Items listed in a dataset:
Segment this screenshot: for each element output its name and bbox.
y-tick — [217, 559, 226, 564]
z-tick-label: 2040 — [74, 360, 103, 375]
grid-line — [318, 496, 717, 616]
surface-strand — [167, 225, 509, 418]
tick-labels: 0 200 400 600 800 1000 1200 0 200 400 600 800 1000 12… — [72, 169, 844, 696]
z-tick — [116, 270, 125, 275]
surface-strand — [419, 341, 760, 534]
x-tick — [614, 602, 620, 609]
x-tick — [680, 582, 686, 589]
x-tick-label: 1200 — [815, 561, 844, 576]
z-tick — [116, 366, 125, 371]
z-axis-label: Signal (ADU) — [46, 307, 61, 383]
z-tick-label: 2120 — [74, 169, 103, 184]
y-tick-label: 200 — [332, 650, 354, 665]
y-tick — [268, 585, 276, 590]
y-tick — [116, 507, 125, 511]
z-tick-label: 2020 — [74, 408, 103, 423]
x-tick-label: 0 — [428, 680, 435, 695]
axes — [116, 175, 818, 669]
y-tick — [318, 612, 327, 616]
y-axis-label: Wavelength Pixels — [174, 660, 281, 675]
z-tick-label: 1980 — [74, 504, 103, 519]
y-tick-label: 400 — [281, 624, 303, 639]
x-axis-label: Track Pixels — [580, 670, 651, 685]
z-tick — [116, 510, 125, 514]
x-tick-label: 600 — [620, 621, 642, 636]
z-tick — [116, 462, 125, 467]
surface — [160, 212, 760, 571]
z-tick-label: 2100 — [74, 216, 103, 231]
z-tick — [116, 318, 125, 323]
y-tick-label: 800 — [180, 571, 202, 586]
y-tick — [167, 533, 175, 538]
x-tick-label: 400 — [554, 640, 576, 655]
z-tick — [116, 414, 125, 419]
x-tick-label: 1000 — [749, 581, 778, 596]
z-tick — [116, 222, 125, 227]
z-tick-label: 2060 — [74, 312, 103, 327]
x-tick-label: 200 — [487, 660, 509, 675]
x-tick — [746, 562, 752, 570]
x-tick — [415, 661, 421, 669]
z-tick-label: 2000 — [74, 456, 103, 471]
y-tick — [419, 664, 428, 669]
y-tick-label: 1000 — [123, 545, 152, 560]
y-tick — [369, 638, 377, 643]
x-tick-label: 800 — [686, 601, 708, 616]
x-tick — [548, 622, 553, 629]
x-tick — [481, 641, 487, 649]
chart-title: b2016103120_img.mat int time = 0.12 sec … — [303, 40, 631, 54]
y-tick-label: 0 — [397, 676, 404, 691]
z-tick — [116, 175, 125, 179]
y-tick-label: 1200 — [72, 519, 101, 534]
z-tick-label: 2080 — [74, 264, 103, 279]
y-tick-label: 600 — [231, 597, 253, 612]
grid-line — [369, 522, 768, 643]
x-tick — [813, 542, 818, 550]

◆ TO BE DONE: Format every line of the records above as a numbered list, leaving out any blank lines.

◆ FULL SOLUTION:
1. Segment this screenshot: for each element output its name and bbox.
2. y-tick — [217, 559, 226, 564]
3. z-tick-label: 2040 — [74, 360, 103, 375]
4. grid-line — [318, 496, 717, 616]
5. surface-strand — [167, 225, 509, 418]
6. tick-labels: 0 200 400 600 800 1000 1200 0 200 400 600 800 1000 12… — [72, 169, 844, 696]
7. z-tick — [116, 270, 125, 275]
8. surface-strand — [419, 341, 760, 534]
9. x-tick — [614, 602, 620, 609]
10. x-tick — [680, 582, 686, 589]
11. x-tick-label: 1200 — [815, 561, 844, 576]
12. z-tick — [116, 366, 125, 371]
13. z-axis-label: Signal (ADU) — [46, 307, 61, 383]
14. z-tick-label: 2120 — [74, 169, 103, 184]
15. y-tick-label: 200 — [332, 650, 354, 665]
16. y-tick — [268, 585, 276, 590]
17. y-tick — [116, 507, 125, 511]
18. z-tick-label: 2020 — [74, 408, 103, 423]
19. x-tick-label: 0 — [428, 680, 435, 695]
20. axes — [116, 175, 818, 669]
21. y-tick — [318, 612, 327, 616]
22. y-axis-label: Wavelength Pixels — [174, 660, 281, 675]
23. z-tick-label: 1980 — [74, 504, 103, 519]
24. y-tick-label: 400 — [281, 624, 303, 639]
25. x-axis-label: Track Pixels — [580, 670, 651, 685]
26. z-tick — [116, 510, 125, 514]
27. x-tick-label: 600 — [620, 621, 642, 636]
28. z-tick — [116, 462, 125, 467]
29. surface — [160, 212, 760, 571]
30. z-tick-label: 2100 — [74, 216, 103, 231]
31. z-tick — [116, 318, 125, 323]
32. y-tick-label: 800 — [180, 571, 202, 586]
33. y-tick — [167, 533, 175, 538]
34. x-tick-label: 400 — [554, 640, 576, 655]
35. z-tick — [116, 414, 125, 419]
36. x-tick-label: 1000 — [749, 581, 778, 596]
37. z-tick — [116, 222, 125, 227]
38. z-tick-label: 2060 — [74, 312, 103, 327]
39. x-tick-label: 200 — [487, 660, 509, 675]
40. x-tick — [746, 562, 752, 570]
41. x-tick — [415, 661, 421, 669]
42. z-tick-label: 2000 — [74, 456, 103, 471]
43. y-tick — [419, 664, 428, 669]
44. y-tick-label: 1000 — [123, 545, 152, 560]
45. y-tick — [369, 638, 377, 643]
46. x-tick-label: 800 — [686, 601, 708, 616]
47. x-tick — [548, 622, 553, 629]
48. x-tick — [481, 641, 487, 649]
49. chart-title: b2016103120_img.mat int time = 0.12 sec … — [303, 40, 631, 54]
50. y-tick-label: 0 — [397, 676, 404, 691]
51. z-tick — [116, 175, 125, 179]
52. y-tick-label: 1200 — [72, 519, 101, 534]
53. z-tick-label: 2080 — [74, 264, 103, 279]
54. y-tick-label: 600 — [231, 597, 253, 612]
55. grid-line — [369, 522, 768, 643]
56. x-tick — [813, 542, 818, 550]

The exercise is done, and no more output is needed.